Records from a data source
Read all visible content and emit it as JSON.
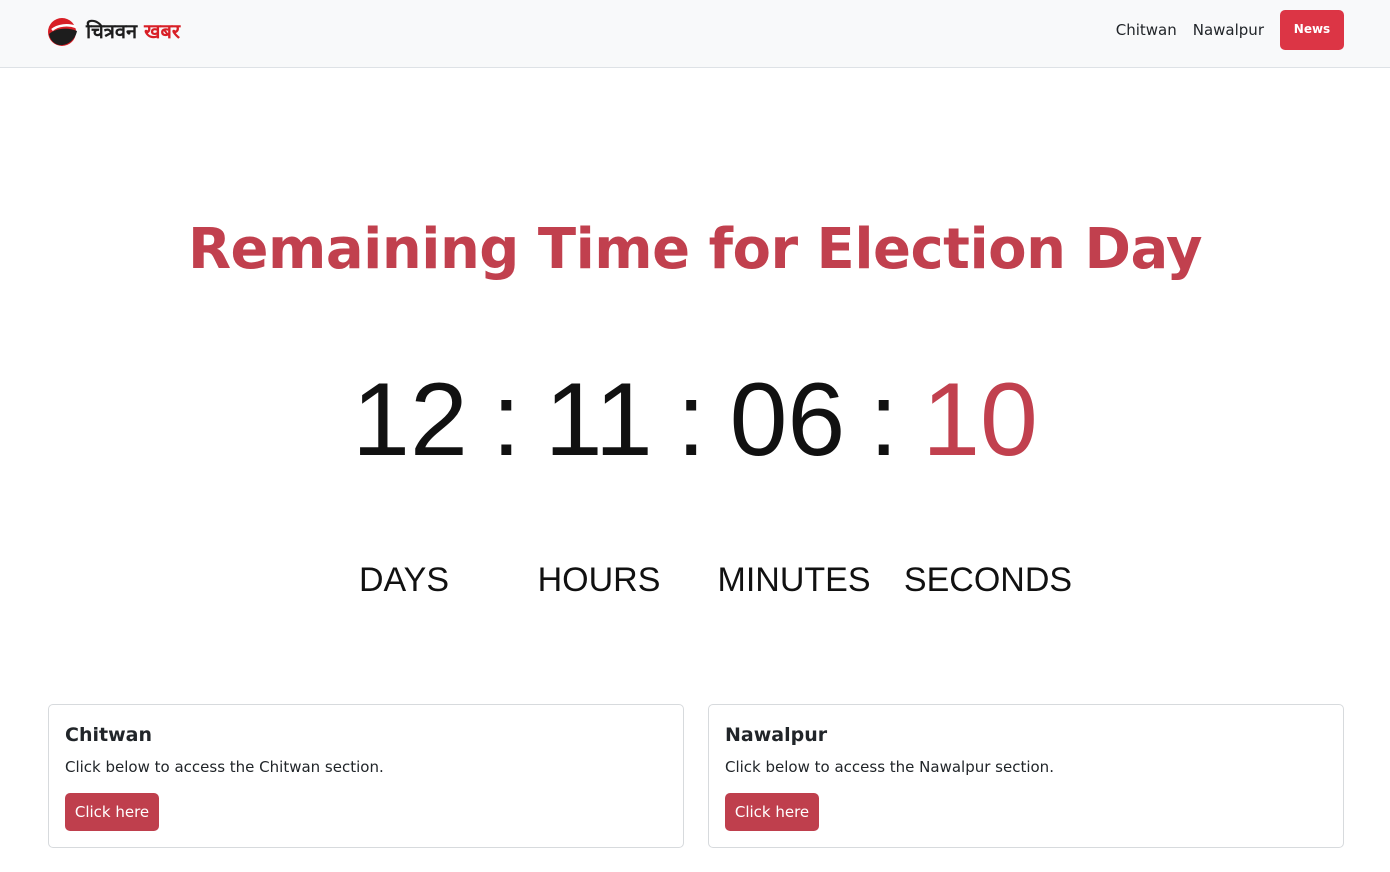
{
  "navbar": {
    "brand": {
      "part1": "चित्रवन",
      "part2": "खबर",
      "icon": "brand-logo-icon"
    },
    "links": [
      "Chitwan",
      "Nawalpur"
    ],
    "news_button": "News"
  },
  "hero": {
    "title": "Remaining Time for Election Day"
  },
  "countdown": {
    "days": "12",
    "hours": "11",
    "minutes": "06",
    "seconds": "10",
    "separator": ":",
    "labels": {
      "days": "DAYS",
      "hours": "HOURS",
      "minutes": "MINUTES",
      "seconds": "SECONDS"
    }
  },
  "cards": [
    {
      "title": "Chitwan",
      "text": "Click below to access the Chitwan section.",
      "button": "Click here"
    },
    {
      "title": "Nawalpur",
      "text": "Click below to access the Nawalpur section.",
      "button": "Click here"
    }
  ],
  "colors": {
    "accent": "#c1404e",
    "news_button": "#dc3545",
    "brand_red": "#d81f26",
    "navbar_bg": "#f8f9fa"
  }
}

• Aim of the task
Repeat the records word for word. Any picture in them should be left out.

• Output below
Read all visible content and emit it as JSON.
{
  "navbar": {
    "brand": {
      "part1": "चित्रवन",
      "part2": "खबर",
      "icon": "brand-logo-icon"
    },
    "links": [
      "Chitwan",
      "Nawalpur"
    ],
    "news_button": "News"
  },
  "hero": {
    "title": "Remaining Time for Election Day"
  },
  "countdown": {
    "days": "12",
    "hours": "11",
    "minutes": "06",
    "seconds": "10",
    "separator": ":",
    "labels": {
      "days": "DAYS",
      "hours": "HOURS",
      "minutes": "MINUTES",
      "seconds": "SECONDS"
    }
  },
  "cards": [
    {
      "title": "Chitwan",
      "text": "Click below to access the Chitwan section.",
      "button": "Click here"
    },
    {
      "title": "Nawalpur",
      "text": "Click below to access the Nawalpur section.",
      "button": "Click here"
    }
  ],
  "colors": {
    "accent": "#c1404e",
    "news_button": "#dc3545",
    "brand_red": "#d81f26",
    "navbar_bg": "#f8f9fa"
  }
}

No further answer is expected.